Pictures do not belong in the copy; transcribe everything else in the records exactly.
* begin Supplied information *
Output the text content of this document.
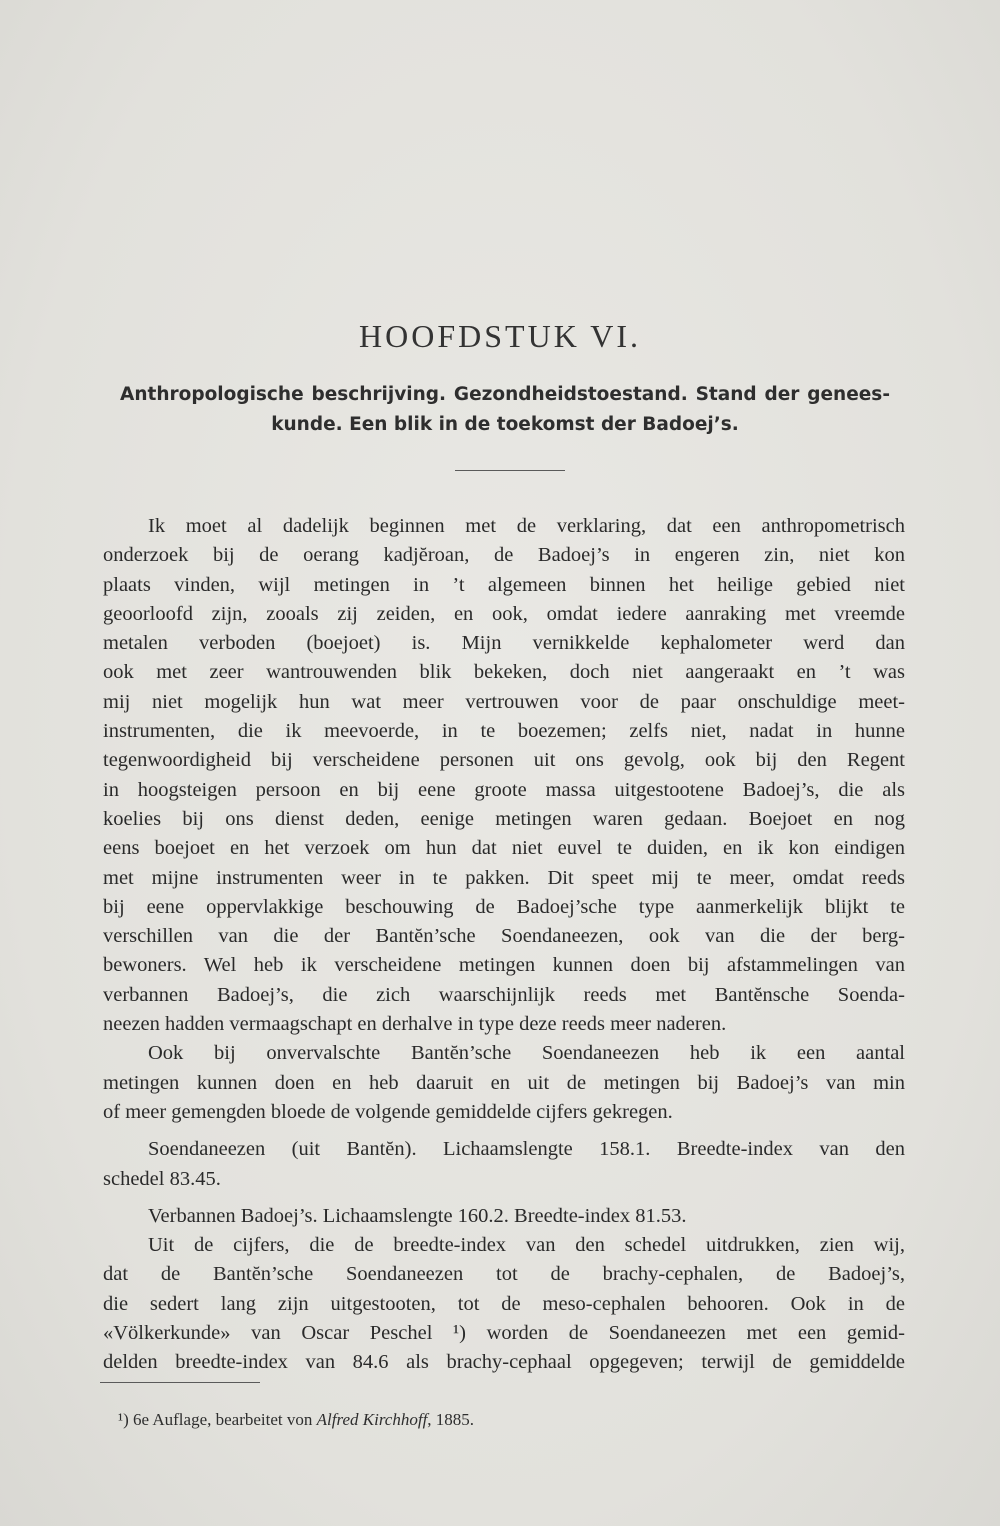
HOOFDSTUK VI.
Anthropologische beschrijving. Gezondheidstoestand. Stand der genees-
kunde. Een blik in de toekomst der Badoej’s.
Ik moet al dadelijk beginnen met de verklaring, dat een anthropometrisch
onderzoek bij de oerang kadjĕroan, de Badoej’s in engeren zin, niet kon
plaats vinden, wijl metingen in ’t algemeen binnen het heilige gebied niet
geoorloofd zijn, zooals zij zeiden, en ook, omdat iedere aanraking met vreemde
metalen verboden (boejoet) is. Mijn vernikkelde kephalometer werd dan
ook met zeer wantrouwenden blik bekeken, doch niet aangeraakt en ’t was
mij niet mogelijk hun wat meer vertrouwen voor de paar onschuldige meet-
instrumenten, die ik meevoerde, in te boezemen; zelfs niet, nadat in hunne
tegenwoordigheid bij verscheidene personen uit ons gevolg, ook bij den Regent
in hoogsteigen persoon en bij eene groote massa uitgestootene Badoej’s, die als
koelies bij ons dienst deden, eenige metingen waren gedaan. Boejoet en nog
eens boejoet en het verzoek om hun dat niet euvel te duiden, en ik kon eindigen
met mijne instrumenten weer in te pakken. Dit speet mij te meer, omdat reeds
bij eene oppervlakkige beschouwing de Badoej’sche type aanmerkelijk blijkt te
verschillen van die der Bantĕn’sche Soendaneezen, ook van die der berg-
bewoners. Wel heb ik verscheidene metingen kunnen doen bij afstammelingen van
verbannen Badoej’s, die zich waarschijnlijk reeds met Bantĕnsche Soenda-
neezen hadden vermaagschapt en derhalve in type deze reeds meer naderen.
Ook bij onvervalschte Bantĕn’sche Soendaneezen heb ik een aantal
metingen kunnen doen en heb daaruit en uit de metingen bij Badoej’s van min
of meer gemengden bloede de volgende gemiddelde cijfers gekregen.
Soendaneezen (uit Bantĕn). Lichaamslengte 158.1. Breedte-index van den
schedel 83.45.
Verbannen Badoej’s. Lichaamslengte 160.2. Breedte-index 81.53.
Uit de cijfers, die de breedte-index van den schedel uitdrukken, zien wij,
dat de Bantĕn’sche Soendaneezen tot de brachy-cephalen, de Badoej’s,
die sedert lang zijn uitgestooten, tot de meso-cephalen behooren. Ook in de
«Völkerkunde» van Oscar Peschel ¹) worden de Soendaneezen met een gemid-
delden breedte-index van 84.6 als brachy-cephaal opgegeven; terwijl de gemiddelde
¹) 6e Auflage, bearbeitet von Alfred Kirchhoff, 1885.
* end Supplied information *
Written answer:
Output the text content of this document.
HOOFDSTUK VI.
Anthropologische beschrijving. Gezondheidstoestand. Stand der genees-
kunde. Een blik in de toekomst der Badoej’s.
Ik moet al dadelijk beginnen met de verklaring, dat een anthropometrisch
onderzoek bij de oerang kadjĕroan, de Badoej’s in engeren zin, niet kon
plaats vinden, wijl metingen in ’t algemeen binnen het heilige gebied niet
geoorloofd zijn, zooals zij zeiden, en ook, omdat iedere aanraking met vreemde
metalen verboden (boejoet) is. Mijn vernikkelde kephalometer werd dan
ook met zeer wantrouwenden blik bekeken, doch niet aangeraakt en ’t was
mij niet mogelijk hun wat meer vertrouwen voor de paar onschuldige meet-
instrumenten, die ik meevoerde, in te boezemen; zelfs niet, nadat in hunne
tegenwoordigheid bij verscheidene personen uit ons gevolg, ook bij den Regent
in hoogsteigen persoon en bij eene groote massa uitgestootene Badoej’s, die als
koelies bij ons dienst deden, eenige metingen waren gedaan. Boejoet en nog
eens boejoet en het verzoek om hun dat niet euvel te duiden, en ik kon eindigen
met mijne instrumenten weer in te pakken. Dit speet mij te meer, omdat reeds
bij eene oppervlakkige beschouwing de Badoej’sche type aanmerkelijk blijkt te
verschillen van die der Bantĕn’sche Soendaneezen, ook van die der berg-
bewoners. Wel heb ik verscheidene metingen kunnen doen bij afstammelingen van
verbannen Badoej’s, die zich waarschijnlijk reeds met Bantĕnsche Soenda-
neezen hadden vermaagschapt en derhalve in type deze reeds meer naderen.
Ook bij onvervalschte Bantĕn’sche Soendaneezen heb ik een aantal
metingen kunnen doen en heb daaruit en uit de metingen bij Badoej’s van min
of meer gemengden bloede de volgende gemiddelde cijfers gekregen.
Soendaneezen (uit Bantĕn). Lichaamslengte 158.1. Breedte-index van den
schedel 83.45.
Verbannen Badoej’s. Lichaamslengte 160.2. Breedte-index 81.53.
Uit de cijfers, die de breedte-index van den schedel uitdrukken, zien wij,
dat de Bantĕn’sche Soendaneezen tot de brachy-cephalen, de Badoej’s,
die sedert lang zijn uitgestooten, tot de meso-cephalen behooren. Ook in de
«Völkerkunde» van Oscar Peschel ¹) worden de Soendaneezen met een gemid-
delden breedte-index van 84.6 als brachy-cephaal opgegeven; terwijl de gemiddelde
¹) 6e Auflage, bearbeitet von Alfred Kirchhoff, 1885.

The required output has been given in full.